先頭から「230, 118, 236]」を含む行までの行を、「slide-date」を「date-label」に変えてもう一度書いてください。それ以外は元のままにしてください。

(座標注釈の記録)
□ □ □ □

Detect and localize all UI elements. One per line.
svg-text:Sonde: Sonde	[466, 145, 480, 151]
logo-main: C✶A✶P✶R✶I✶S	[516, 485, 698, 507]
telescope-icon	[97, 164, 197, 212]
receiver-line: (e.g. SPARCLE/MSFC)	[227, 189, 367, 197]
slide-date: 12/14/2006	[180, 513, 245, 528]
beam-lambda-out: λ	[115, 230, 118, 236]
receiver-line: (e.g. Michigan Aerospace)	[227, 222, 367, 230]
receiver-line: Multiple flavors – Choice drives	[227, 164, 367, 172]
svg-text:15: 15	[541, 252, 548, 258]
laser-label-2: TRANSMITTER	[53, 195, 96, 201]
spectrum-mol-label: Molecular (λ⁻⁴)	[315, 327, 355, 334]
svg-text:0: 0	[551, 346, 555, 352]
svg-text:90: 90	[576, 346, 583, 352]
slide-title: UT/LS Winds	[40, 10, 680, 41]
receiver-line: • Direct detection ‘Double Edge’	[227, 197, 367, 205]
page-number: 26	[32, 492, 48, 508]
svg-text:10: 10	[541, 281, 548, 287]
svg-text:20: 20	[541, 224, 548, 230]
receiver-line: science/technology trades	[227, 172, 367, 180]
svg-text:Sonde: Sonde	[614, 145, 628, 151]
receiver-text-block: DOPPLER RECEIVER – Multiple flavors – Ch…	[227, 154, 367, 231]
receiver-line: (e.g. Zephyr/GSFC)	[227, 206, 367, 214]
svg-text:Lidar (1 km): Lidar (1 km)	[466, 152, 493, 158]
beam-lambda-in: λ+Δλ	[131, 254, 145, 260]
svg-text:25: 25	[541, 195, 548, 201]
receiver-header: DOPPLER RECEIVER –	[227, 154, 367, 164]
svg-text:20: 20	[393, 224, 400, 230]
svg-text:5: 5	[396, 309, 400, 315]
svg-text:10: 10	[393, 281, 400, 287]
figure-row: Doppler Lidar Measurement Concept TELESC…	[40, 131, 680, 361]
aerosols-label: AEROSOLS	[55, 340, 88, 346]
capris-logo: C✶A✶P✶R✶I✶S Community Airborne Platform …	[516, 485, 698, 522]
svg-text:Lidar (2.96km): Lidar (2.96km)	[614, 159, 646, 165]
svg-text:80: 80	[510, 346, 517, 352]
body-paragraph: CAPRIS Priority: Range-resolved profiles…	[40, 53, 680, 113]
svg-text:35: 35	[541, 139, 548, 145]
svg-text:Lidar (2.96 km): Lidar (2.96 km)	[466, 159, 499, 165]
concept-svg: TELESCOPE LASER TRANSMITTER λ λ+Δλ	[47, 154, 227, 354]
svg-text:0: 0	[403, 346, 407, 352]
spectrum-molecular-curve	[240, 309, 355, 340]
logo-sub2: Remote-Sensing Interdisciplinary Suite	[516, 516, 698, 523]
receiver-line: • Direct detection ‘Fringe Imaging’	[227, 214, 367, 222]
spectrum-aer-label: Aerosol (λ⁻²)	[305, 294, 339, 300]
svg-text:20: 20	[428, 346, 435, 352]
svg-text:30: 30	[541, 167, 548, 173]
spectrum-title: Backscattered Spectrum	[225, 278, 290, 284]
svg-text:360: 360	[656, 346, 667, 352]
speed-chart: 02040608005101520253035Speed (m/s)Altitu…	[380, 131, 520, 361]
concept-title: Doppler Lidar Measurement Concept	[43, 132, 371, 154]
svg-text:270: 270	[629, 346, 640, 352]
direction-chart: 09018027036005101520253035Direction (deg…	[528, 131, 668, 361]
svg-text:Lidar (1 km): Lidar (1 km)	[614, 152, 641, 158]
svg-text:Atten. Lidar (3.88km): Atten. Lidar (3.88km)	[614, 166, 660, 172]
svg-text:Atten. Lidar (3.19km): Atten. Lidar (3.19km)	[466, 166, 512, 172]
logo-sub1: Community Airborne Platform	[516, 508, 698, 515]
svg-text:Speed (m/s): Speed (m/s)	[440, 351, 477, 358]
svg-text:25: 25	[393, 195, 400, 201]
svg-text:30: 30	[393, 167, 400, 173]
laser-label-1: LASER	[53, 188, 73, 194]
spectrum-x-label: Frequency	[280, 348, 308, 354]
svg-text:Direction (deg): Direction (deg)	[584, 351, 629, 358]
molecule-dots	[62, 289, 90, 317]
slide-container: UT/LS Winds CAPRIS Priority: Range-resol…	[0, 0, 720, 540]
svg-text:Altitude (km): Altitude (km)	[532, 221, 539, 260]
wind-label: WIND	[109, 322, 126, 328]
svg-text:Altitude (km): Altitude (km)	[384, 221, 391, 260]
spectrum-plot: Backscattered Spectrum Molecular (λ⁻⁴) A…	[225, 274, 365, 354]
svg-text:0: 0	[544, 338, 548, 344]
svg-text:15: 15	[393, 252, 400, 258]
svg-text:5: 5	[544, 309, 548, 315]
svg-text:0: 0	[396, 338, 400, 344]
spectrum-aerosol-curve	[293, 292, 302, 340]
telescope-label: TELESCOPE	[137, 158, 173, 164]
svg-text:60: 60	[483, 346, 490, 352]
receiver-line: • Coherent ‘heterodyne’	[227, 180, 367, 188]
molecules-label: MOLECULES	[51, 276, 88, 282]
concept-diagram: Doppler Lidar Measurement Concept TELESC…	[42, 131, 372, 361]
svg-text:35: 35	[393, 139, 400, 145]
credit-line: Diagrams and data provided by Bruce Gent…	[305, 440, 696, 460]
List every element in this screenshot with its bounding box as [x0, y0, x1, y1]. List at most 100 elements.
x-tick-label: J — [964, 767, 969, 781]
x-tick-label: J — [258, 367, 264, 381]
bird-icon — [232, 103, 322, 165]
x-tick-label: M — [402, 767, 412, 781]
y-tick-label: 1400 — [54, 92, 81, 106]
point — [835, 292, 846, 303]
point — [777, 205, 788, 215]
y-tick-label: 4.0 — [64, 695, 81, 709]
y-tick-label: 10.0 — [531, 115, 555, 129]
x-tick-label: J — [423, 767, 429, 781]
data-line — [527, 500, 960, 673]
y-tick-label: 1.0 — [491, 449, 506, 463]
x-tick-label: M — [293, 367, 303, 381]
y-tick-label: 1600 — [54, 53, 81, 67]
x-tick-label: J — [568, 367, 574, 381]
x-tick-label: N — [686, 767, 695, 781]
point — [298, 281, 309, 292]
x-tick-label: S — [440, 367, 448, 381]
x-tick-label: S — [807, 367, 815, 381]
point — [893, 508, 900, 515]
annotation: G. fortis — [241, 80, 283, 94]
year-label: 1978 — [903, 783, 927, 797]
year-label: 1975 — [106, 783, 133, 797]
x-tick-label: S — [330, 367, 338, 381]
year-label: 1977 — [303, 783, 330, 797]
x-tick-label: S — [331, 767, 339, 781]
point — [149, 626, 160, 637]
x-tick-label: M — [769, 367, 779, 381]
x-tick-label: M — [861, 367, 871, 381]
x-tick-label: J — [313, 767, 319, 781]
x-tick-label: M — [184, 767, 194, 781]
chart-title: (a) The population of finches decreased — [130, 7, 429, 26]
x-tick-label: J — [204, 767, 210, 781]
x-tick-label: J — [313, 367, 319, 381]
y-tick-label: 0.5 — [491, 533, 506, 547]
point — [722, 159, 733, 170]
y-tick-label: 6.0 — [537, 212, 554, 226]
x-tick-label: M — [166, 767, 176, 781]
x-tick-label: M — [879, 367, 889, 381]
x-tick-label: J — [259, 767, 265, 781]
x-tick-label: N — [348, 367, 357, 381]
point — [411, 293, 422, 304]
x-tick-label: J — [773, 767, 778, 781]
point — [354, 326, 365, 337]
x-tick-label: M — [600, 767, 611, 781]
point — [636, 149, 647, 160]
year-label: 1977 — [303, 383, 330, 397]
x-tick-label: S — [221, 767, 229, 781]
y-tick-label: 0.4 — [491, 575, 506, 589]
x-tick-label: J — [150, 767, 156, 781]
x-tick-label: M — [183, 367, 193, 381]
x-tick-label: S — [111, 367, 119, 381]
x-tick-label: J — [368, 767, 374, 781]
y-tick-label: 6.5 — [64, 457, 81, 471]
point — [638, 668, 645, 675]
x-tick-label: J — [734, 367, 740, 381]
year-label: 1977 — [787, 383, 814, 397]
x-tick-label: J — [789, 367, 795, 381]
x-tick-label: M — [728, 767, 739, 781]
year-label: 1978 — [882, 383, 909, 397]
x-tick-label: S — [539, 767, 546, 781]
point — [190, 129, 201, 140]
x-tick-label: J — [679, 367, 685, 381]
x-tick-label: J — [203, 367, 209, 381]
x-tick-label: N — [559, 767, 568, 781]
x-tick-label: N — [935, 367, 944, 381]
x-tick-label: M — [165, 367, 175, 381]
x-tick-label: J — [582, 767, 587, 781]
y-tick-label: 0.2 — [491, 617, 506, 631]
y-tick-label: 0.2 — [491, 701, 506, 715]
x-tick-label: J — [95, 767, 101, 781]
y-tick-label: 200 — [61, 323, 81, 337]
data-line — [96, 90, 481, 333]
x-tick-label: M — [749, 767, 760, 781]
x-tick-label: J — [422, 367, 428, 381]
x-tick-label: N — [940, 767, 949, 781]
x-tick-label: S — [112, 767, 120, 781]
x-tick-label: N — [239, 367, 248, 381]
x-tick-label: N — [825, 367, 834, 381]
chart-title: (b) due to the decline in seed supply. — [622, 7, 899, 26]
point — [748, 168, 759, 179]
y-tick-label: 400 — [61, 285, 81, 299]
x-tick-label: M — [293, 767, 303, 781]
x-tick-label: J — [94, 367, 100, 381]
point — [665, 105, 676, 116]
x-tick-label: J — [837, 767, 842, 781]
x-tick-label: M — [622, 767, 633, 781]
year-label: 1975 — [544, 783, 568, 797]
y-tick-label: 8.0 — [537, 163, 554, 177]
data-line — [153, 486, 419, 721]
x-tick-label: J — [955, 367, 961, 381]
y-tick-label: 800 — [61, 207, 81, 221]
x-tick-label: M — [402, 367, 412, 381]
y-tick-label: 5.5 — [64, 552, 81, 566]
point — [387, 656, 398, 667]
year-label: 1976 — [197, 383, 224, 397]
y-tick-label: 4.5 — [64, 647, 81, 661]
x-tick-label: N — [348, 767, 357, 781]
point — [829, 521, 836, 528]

□ □ □ □

### 正解
Detect and localize all UI elements. One per line.
svg-text:Sonde: Sonde	[466, 145, 480, 151]
logo-main: C✶A✶P✶R✶I✶S	[516, 485, 698, 507]
telescope-icon	[97, 164, 197, 212]
receiver-line: (e.g. SPARCLE/MSFC)	[227, 189, 367, 197]
date-label: 12/14/2006	[180, 513, 245, 528]
beam-lambda-out: λ	[115, 230, 118, 236]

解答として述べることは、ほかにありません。